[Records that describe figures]
● ● ●
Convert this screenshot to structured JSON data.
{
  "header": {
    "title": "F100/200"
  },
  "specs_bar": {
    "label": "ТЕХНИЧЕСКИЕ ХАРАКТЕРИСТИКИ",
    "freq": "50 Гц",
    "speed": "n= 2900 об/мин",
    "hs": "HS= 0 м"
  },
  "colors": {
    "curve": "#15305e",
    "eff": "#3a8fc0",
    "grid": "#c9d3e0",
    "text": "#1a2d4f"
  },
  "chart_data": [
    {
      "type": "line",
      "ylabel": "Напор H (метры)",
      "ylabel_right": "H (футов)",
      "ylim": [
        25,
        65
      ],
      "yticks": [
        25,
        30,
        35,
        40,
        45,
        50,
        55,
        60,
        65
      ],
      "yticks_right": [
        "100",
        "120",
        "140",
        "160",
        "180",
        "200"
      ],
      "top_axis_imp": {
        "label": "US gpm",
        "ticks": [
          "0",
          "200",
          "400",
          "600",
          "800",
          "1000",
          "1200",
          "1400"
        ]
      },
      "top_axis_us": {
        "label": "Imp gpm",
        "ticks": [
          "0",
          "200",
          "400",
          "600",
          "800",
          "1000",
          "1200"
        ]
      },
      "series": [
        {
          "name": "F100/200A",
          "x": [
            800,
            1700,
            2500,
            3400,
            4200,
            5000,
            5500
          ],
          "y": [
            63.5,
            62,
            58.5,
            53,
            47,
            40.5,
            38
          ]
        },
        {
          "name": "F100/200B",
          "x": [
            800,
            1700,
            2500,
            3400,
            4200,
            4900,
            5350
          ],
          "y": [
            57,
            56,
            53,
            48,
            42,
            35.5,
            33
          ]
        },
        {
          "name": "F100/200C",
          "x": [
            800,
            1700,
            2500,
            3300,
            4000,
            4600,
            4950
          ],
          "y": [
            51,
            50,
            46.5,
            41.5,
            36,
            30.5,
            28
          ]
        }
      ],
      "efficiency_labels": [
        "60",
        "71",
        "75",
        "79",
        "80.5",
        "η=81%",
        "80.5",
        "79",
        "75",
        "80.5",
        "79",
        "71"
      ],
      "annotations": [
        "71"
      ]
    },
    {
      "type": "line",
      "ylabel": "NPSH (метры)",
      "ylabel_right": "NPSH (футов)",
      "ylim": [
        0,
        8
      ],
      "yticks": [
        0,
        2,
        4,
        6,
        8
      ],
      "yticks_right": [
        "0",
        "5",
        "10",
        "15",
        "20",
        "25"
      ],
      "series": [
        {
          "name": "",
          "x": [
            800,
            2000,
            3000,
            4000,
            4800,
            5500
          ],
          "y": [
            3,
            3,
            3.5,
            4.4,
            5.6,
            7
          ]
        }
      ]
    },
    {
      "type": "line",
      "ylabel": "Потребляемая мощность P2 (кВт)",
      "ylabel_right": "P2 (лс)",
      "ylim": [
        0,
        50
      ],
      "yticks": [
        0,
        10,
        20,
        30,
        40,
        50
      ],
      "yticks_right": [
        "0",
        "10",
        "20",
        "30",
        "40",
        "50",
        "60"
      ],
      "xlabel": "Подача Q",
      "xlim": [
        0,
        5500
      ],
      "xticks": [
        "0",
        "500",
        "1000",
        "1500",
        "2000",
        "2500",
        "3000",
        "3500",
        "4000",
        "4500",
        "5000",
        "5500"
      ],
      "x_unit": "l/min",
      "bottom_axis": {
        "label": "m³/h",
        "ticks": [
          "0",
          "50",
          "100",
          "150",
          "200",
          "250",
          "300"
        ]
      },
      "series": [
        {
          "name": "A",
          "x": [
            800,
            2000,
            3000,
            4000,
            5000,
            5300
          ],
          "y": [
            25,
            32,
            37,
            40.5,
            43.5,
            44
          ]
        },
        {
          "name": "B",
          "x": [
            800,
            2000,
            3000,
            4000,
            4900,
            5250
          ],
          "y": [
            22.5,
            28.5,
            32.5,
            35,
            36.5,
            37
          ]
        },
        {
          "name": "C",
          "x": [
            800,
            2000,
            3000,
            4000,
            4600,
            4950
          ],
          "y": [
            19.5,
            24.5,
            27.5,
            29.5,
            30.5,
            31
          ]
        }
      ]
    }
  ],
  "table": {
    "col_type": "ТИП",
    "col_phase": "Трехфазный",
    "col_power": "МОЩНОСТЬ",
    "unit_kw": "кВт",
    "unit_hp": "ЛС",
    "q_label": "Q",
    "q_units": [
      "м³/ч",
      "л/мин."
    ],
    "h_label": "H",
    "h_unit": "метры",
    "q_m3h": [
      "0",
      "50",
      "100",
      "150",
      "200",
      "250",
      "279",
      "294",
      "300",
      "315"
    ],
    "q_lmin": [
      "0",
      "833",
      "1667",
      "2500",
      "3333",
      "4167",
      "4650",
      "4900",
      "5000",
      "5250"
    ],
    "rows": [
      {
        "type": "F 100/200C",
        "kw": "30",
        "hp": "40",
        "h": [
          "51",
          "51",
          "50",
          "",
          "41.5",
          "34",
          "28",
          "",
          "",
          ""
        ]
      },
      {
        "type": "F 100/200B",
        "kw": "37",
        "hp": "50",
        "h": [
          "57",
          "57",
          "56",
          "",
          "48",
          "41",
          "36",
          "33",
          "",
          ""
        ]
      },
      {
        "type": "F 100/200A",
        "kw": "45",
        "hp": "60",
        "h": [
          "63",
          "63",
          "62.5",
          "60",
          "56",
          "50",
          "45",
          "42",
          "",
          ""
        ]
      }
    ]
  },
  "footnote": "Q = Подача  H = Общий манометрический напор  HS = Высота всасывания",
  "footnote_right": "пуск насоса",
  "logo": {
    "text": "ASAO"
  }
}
● ● ●
→ EXERCISE OBJECTIVE:
Collect from the data above every line that includes "NPSH".

→ TASK SOLUTION:
      "ylabel": "NPSH (метры)",
      "ylabel_right": "NPSH (футов)",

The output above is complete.